§ **Challenge**: Please render the stretch of records from the line containing "ptz-speed-knob[interactable] xyxy=(1034,130,1041,137)" through the line containing "preset-item[interactable]: Preset12 xyxy=(989,360,1092,376)" as a JSON list of strings, one string per line and both end lines included, leaving out any blank lines. Give only those lines.

§ **Stored records**:
◇ ◇ ◇ ◇

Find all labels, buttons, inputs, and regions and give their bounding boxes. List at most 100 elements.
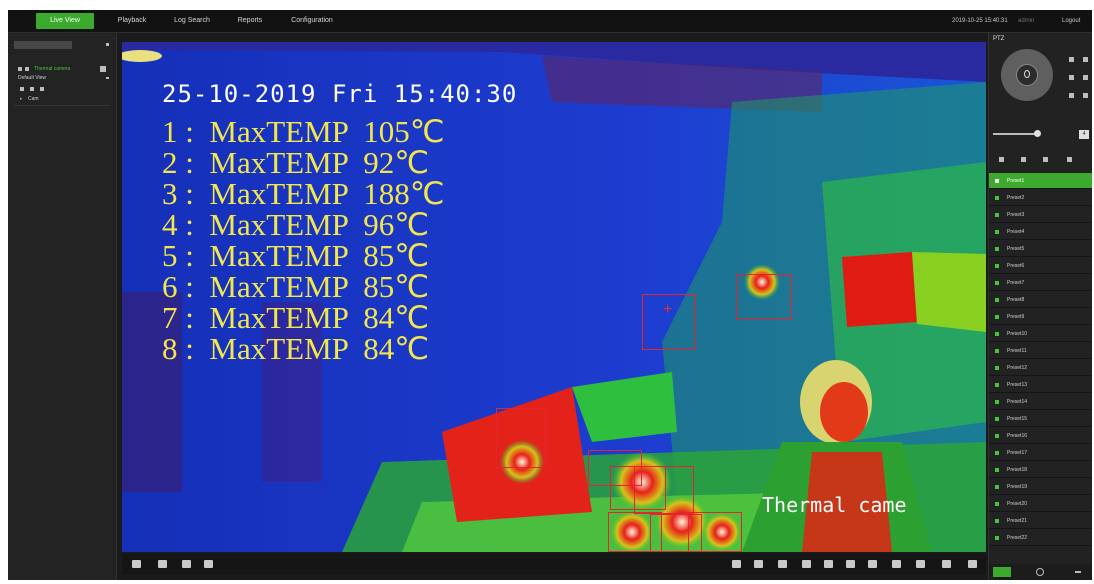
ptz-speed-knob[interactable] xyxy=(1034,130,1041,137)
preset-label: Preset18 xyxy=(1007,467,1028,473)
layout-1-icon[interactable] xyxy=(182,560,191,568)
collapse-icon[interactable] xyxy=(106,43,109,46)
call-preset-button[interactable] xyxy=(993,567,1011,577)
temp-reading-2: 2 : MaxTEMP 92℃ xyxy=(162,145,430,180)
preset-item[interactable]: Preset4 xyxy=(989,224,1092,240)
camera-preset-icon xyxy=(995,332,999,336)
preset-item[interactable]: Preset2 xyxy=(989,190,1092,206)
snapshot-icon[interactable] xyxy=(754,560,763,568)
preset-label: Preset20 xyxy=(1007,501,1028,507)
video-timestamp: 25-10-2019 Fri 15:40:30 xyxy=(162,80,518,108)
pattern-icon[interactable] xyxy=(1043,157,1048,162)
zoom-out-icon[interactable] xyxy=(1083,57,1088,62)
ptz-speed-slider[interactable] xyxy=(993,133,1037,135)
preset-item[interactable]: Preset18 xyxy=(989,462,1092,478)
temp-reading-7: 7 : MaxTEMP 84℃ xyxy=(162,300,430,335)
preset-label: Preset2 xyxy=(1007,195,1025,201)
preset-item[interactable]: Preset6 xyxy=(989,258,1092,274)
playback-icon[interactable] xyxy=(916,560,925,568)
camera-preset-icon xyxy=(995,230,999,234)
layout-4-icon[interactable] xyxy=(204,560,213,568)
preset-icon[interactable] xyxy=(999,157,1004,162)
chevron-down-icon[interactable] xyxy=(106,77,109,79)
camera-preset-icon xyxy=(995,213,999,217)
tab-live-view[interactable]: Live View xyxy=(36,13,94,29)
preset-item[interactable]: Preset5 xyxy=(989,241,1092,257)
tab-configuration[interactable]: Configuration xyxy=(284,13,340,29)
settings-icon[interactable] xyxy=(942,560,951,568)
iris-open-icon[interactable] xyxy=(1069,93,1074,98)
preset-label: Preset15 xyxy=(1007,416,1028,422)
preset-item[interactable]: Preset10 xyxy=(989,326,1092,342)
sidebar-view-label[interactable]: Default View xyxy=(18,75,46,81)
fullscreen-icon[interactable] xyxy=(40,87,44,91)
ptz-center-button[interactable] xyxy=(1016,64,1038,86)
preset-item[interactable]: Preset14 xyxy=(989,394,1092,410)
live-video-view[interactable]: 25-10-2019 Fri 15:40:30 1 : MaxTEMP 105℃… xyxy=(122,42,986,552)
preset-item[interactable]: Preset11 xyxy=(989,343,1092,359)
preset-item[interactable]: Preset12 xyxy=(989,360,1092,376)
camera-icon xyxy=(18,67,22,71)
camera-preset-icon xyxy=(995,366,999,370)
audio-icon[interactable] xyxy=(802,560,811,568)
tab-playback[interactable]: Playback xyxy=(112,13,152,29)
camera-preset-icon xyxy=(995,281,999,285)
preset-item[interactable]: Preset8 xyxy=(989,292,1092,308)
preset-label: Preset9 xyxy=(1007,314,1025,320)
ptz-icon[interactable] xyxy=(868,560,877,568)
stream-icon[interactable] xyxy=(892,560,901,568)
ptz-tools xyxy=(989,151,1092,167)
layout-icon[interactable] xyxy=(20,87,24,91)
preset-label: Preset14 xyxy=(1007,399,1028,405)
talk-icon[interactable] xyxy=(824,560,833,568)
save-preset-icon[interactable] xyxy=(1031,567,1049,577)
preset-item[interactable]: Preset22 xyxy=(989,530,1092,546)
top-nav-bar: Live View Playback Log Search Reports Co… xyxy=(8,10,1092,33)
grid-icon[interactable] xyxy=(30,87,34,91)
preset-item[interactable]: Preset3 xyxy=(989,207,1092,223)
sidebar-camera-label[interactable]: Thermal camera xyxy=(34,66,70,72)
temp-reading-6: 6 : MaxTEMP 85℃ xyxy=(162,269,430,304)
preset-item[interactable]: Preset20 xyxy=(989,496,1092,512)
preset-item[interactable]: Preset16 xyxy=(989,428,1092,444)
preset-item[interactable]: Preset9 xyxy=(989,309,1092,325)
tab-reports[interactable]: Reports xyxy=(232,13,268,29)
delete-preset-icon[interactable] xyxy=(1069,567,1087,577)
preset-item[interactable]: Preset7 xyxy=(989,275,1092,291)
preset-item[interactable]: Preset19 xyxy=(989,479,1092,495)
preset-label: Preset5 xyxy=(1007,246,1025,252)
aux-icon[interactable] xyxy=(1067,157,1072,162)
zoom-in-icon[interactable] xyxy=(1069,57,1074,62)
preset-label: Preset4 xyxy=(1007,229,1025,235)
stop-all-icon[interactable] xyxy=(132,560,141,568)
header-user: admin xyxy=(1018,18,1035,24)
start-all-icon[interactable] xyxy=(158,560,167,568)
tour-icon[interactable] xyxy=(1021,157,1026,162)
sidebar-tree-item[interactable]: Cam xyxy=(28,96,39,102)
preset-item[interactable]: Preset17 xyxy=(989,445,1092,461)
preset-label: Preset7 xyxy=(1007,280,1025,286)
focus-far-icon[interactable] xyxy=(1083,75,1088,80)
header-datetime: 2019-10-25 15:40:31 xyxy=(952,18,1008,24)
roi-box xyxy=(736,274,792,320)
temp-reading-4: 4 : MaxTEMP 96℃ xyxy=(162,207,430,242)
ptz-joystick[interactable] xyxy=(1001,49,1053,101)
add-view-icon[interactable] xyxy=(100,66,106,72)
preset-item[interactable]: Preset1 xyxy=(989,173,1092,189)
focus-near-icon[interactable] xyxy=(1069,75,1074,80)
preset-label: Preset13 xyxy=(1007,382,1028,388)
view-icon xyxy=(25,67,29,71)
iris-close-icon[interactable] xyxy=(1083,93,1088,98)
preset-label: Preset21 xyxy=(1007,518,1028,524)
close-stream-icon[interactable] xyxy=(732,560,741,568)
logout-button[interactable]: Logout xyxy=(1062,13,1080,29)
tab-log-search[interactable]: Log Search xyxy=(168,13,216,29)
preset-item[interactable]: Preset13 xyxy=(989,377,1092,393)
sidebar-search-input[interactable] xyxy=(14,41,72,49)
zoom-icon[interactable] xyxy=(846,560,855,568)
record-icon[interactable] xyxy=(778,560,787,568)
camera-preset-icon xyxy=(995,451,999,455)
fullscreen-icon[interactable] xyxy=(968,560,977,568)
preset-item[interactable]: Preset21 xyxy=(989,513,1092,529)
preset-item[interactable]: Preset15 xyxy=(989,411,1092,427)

◇ ◇ ◇ ◇

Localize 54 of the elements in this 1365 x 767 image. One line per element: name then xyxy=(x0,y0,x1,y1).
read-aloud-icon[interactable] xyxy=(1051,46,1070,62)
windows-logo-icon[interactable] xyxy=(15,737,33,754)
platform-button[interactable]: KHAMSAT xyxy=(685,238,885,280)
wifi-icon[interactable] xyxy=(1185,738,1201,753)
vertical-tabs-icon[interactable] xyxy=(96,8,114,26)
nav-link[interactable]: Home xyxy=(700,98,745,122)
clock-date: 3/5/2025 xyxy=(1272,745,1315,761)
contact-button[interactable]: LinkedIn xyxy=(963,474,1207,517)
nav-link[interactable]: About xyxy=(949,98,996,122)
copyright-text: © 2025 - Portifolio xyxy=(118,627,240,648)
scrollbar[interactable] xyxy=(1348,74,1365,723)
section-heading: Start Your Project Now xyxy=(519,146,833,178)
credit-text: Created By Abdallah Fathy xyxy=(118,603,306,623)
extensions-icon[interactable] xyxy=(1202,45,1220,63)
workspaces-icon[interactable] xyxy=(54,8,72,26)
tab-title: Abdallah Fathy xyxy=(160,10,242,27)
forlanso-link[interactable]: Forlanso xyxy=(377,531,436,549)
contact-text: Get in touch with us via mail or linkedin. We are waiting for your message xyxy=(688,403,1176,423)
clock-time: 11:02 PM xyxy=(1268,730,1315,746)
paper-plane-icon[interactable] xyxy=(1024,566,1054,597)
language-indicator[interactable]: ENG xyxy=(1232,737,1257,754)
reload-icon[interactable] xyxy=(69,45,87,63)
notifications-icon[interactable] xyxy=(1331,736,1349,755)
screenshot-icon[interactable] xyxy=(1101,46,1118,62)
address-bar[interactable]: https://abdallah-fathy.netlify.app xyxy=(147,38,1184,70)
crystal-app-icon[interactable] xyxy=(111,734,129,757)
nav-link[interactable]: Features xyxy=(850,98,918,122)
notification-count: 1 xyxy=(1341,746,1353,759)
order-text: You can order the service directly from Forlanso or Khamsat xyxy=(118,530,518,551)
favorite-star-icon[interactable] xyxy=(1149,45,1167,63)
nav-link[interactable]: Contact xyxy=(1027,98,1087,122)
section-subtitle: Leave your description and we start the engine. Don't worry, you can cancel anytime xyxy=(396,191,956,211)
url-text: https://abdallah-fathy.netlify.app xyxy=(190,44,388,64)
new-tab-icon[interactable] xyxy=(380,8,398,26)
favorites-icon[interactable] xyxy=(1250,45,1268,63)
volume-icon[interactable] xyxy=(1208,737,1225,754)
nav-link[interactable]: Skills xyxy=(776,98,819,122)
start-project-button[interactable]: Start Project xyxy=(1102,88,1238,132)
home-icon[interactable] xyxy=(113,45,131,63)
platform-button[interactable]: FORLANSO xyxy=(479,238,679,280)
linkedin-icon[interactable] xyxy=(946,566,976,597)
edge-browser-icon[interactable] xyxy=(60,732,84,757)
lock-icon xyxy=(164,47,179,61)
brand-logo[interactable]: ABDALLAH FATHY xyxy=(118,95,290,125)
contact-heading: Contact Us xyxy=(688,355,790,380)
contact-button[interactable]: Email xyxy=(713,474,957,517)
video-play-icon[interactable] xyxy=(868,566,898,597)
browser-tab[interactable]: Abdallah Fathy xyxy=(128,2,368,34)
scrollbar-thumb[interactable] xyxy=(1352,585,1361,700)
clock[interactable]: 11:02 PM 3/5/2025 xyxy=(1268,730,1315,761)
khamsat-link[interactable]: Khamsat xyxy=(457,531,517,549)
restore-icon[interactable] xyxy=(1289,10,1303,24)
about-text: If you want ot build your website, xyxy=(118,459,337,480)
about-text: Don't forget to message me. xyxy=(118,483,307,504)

◇ ◇ ◇ ◇

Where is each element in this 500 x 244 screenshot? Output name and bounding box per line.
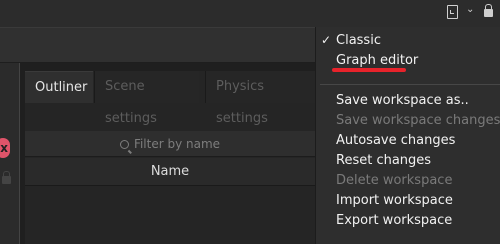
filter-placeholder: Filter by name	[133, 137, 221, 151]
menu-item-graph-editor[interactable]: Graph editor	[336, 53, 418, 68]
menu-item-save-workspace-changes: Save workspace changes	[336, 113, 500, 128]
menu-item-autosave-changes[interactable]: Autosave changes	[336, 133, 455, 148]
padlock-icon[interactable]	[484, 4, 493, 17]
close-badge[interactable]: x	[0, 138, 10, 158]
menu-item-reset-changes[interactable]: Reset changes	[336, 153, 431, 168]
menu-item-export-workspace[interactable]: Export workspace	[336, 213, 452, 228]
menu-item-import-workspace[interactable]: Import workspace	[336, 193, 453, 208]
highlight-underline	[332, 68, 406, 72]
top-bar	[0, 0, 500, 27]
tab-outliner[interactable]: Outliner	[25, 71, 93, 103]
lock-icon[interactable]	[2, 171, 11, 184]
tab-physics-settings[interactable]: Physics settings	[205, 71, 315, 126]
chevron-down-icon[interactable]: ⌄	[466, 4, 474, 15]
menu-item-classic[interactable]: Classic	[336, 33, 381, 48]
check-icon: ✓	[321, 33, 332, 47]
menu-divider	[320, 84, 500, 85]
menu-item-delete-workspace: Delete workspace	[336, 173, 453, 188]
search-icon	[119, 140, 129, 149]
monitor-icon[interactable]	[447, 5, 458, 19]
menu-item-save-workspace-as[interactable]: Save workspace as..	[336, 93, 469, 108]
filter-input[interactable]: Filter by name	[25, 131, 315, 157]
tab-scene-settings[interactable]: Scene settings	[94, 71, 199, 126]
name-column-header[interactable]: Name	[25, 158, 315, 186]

◇ ◇ ◇ ◇

§ **Finished exercise**:
[
  "ptz-speed-knob[interactable] xyxy=(1034,130,1041,137)",
  "preset-label: Preset18 xyxy=(1007,467,1028,473)",
  "layout-1-icon[interactable] xyxy=(182,560,191,568)",
  "collapse-icon[interactable] xyxy=(106,43,109,46)",
  "call-preset-button[interactable] xyxy=(993,567,1011,577)",
  "temp-reading-2: 2 : MaxTEMP 92℃ xyxy=(162,145,430,180)",
  "preset-item[interactable]: Preset4 xyxy=(989,224,1092,240)",
  "camera-preset-icon xyxy=(995,332,999,336)",
  "preset-item[interactable]: Preset2 xyxy=(989,190,1092,206)",
  "snapshot-icon[interactable] xyxy=(754,560,763,568)",
  "preset-label: Preset20 xyxy=(1007,501,1028,507)",
  "video-timestamp: 25-10-2019 Fri 15:40:30 xyxy=(162,80,518,108)",
  "pattern-icon[interactable] xyxy=(1043,157,1048,162)",
  "zoom-out-icon[interactable] xyxy=(1083,57,1088,62)",
  "ptz-speed-slider[interactable] xyxy=(993,133,1037,135)",
  "preset-item[interactable]: Preset18 xyxy=(989,462,1092,478)",
  "temp-reading-7: 7 : MaxTEMP 84℃ xyxy=(162,300,430,335)",
  "preset-label: Preset2 xyxy=(1007,195,1025,201)",
  "preset-item[interactable]: Preset6 xyxy=(989,258,1092,274)",
  "playback-icon[interactable] xyxy=(916,560,925,568)",
  "camera-preset-icon xyxy=(995,230,999,234)",
  "layout-4-icon[interactable] xyxy=(204,560,213,568)",
  "preset-icon[interactable] xyxy=(999,157,1004,162)",
  "chevron-down-icon[interactable] xyxy=(106,77,109,79)",
  "camera-preset-icon xyxy=(995,213,999,217)",
  "tab-live-view[interactable]: Live View xyxy=(36,13,94,29)",
  "preset-item[interactable]: Preset5 xyxy=(989,241,1092,257)",
  "tab-configuration[interactable]: Configuration xyxy=(284,13,340,29)",
  "settings-icon[interactable] xyxy=(942,560,951,568)",
  "iris-open-icon[interactable] xyxy=(1069,93,1074,98)",
  "preset-label: Preset15 xyxy=(1007,416,1028,422)",
  "preset-item[interactable]: Preset10 xyxy=(989,326,1092,342)",
  "sidebar-view-label[interactable]: Default View xyxy=(18,75,46,81)",
  "fullscreen-icon[interactable] xyxy=(40,87,44,91)",
  "ptz-center-button[interactable] xyxy=(1016,64,1038,86)",
  "preset-item[interactable]: Preset14 xyxy=(989,394,1092,410)",
  "live-video-view[interactable]: 25-10-2019 Fri 15:40:30 1 : MaxTEMP 105℃… xyxy=(122,42,986,552)",
  "preset-item[interactable]: Preset11 xyxy=(989,343,1092,359)",
  "preset-item[interactable]: Preset12 xyxy=(989,360,1092,376)"
]